━━━ Supplied information ━━━
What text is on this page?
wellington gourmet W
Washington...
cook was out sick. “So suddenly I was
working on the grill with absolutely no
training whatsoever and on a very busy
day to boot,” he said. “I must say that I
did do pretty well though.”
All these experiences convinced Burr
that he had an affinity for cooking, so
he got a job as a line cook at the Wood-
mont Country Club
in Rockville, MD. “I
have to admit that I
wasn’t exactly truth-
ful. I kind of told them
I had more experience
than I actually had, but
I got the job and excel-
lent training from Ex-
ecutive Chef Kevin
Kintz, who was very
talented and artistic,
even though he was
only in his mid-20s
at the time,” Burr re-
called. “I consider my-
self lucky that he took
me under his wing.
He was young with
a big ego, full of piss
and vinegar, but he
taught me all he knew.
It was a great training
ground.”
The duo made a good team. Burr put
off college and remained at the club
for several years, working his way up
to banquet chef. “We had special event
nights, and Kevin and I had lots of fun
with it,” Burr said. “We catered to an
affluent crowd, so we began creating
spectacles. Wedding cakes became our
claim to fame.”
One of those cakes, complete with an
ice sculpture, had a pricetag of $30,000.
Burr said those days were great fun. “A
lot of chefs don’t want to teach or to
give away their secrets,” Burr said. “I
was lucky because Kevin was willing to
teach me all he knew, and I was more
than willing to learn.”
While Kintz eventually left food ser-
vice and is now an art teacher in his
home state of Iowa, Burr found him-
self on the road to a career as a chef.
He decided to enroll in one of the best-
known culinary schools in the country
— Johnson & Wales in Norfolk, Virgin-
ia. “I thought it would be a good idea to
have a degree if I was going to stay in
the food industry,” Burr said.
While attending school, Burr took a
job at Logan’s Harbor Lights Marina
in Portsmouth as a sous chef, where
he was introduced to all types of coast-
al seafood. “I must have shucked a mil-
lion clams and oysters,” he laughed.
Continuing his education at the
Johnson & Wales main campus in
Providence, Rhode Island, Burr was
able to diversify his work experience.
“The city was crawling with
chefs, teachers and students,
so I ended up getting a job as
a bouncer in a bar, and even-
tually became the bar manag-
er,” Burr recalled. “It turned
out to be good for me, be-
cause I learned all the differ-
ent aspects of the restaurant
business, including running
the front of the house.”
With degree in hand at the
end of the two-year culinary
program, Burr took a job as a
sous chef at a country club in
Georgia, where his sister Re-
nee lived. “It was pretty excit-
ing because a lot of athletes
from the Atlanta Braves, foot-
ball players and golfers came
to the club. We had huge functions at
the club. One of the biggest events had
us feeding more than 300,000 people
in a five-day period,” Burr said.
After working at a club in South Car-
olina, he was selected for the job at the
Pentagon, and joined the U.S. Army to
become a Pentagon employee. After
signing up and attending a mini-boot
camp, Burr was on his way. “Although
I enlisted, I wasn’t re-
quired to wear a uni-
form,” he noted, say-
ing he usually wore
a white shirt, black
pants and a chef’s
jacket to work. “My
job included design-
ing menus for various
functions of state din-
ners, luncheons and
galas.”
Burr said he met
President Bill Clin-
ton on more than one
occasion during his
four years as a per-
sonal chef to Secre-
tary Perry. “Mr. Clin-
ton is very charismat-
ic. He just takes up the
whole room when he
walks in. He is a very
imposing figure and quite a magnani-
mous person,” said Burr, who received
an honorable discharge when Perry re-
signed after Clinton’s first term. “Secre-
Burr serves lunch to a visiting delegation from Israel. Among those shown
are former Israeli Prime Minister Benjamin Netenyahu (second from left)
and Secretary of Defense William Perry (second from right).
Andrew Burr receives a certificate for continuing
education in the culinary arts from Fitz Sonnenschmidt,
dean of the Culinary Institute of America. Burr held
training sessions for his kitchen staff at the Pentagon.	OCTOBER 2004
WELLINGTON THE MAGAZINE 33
━━━
• **Objective**: Copy out all lines above that include the string "attending".

• **Final answer**:
While attending school, Burr took a
signing up and attending a mini-boot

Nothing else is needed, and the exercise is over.